__Goal__
Reproduce verbatim every line of the data, from its first line through the line containing "fleur-de-lis-icon: ⚜ [383,20,404,46]", with both of those lines included.

┏━━

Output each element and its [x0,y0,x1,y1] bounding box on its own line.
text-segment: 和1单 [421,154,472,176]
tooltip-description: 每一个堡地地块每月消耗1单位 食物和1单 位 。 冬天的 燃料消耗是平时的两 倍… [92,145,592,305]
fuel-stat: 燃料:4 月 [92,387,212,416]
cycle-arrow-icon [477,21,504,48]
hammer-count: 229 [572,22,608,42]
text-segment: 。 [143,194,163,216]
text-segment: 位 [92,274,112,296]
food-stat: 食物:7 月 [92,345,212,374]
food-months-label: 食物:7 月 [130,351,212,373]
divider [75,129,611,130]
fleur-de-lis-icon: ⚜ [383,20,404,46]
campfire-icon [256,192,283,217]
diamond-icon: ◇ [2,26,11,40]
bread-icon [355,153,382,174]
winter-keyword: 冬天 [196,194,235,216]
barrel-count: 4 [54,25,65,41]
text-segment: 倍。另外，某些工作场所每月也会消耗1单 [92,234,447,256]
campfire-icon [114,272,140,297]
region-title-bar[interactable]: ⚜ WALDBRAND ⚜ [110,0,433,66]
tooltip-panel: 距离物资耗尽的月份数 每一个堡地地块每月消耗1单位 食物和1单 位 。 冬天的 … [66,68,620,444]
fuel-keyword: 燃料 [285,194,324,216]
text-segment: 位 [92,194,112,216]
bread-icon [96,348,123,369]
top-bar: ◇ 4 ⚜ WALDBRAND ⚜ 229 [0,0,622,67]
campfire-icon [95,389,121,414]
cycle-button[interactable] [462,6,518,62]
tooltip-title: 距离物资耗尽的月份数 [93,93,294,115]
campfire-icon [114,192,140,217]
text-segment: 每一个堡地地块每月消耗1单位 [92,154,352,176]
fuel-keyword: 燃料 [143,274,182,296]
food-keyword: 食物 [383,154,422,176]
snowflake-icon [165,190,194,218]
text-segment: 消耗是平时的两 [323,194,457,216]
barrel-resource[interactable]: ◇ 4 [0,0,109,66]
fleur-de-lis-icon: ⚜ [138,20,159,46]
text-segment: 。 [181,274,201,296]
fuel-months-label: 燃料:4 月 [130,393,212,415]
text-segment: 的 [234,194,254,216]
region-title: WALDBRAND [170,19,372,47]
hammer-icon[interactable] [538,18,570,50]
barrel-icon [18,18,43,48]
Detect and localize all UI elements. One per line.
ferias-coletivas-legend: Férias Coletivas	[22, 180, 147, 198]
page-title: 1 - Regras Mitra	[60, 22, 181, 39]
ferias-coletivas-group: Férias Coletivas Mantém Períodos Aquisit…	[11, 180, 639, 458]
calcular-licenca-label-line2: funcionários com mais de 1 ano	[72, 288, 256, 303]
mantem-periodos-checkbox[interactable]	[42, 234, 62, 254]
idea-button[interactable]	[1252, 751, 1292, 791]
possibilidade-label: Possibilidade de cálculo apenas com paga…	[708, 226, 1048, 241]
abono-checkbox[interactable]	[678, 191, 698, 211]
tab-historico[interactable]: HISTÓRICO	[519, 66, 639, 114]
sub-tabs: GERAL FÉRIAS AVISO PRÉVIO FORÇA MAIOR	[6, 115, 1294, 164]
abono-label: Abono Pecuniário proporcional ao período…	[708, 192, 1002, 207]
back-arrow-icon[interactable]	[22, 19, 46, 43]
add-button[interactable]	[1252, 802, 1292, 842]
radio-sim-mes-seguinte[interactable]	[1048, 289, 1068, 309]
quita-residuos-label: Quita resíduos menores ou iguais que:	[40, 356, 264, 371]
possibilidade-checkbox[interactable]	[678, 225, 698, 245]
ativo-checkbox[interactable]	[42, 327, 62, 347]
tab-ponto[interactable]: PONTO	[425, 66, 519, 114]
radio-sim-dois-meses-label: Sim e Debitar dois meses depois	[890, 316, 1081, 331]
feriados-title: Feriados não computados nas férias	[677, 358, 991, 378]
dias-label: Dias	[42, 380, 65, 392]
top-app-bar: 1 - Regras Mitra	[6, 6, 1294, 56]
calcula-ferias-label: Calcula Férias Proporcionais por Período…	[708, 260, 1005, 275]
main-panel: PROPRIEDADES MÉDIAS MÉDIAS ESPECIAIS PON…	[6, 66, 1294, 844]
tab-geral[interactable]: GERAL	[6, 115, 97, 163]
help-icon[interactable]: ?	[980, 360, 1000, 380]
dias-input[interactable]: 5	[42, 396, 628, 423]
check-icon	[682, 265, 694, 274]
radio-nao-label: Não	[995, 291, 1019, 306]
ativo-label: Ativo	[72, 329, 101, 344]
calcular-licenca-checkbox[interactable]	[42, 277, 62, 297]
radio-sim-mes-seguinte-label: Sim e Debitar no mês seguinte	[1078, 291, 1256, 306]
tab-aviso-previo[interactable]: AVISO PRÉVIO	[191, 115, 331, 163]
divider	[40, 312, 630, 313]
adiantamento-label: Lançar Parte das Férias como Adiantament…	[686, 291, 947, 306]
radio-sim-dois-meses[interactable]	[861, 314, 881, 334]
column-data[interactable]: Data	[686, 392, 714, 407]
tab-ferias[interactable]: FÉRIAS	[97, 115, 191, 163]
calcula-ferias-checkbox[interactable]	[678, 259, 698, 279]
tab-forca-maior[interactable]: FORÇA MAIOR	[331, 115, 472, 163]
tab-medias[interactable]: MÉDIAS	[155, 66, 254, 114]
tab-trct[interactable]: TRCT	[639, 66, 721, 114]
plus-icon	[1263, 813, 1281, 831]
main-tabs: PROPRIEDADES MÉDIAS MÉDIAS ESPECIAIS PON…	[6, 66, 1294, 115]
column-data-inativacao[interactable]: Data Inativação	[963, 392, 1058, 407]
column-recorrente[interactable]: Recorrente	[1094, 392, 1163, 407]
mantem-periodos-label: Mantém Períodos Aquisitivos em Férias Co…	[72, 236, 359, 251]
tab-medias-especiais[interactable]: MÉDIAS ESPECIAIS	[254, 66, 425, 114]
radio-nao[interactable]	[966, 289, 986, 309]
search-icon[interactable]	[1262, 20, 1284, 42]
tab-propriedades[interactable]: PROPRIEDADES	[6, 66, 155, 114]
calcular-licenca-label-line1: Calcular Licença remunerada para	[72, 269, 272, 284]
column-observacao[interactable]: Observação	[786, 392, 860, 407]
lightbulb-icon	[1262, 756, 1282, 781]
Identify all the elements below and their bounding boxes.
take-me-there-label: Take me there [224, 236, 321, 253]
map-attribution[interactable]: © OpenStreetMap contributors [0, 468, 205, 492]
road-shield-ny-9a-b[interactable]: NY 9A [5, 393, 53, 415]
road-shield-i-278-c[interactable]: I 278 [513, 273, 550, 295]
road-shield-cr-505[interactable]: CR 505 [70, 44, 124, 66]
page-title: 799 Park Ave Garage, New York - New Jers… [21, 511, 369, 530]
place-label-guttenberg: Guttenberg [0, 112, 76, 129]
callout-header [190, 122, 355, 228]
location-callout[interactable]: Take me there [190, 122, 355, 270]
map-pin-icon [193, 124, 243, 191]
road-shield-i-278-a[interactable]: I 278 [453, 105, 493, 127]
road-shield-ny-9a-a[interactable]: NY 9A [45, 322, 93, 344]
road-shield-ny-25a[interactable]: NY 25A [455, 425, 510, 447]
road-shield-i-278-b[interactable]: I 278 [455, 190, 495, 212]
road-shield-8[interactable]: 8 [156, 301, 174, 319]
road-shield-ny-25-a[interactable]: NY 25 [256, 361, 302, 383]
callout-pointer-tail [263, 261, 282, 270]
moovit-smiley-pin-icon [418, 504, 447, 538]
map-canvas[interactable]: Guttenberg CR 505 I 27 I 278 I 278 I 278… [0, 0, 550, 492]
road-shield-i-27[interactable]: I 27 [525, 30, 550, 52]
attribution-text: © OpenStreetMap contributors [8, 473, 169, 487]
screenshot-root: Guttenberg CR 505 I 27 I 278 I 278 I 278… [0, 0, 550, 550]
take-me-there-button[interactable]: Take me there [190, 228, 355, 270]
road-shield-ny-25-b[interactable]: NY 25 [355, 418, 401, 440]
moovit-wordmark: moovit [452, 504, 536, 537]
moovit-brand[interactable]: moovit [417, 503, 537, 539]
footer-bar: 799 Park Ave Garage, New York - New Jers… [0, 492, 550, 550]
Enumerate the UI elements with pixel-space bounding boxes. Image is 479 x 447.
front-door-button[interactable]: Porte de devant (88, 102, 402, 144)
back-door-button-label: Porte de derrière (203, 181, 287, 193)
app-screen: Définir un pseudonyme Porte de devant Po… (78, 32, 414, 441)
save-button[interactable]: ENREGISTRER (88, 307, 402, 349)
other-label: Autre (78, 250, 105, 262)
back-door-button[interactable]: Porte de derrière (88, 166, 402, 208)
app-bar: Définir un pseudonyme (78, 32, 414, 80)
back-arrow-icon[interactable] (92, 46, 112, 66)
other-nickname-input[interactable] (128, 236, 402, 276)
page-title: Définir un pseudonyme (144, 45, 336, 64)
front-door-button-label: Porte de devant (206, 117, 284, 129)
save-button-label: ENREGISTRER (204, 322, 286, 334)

┗━━

__Complete response__
Output each element and its [x0,y0,x1,y1] bounding box on its own line.
text-segment: 和1单 [421,154,472,176]
tooltip-description: 每一个堡地地块每月消耗1单位 食物和1单 位 。 冬天的 燃料消耗是平时的两 倍… [92,145,592,305]
fuel-stat: 燃料:4 月 [92,387,212,416]
cycle-arrow-icon [477,21,504,48]
hammer-count: 229 [572,22,608,42]
text-segment: 。 [143,194,163,216]
text-segment: 位 [92,274,112,296]
food-stat: 食物:7 月 [92,345,212,374]
food-months-label: 食物:7 月 [130,351,212,373]
divider [75,129,611,130]
fleur-de-lis-icon: ⚜ [383,20,404,46]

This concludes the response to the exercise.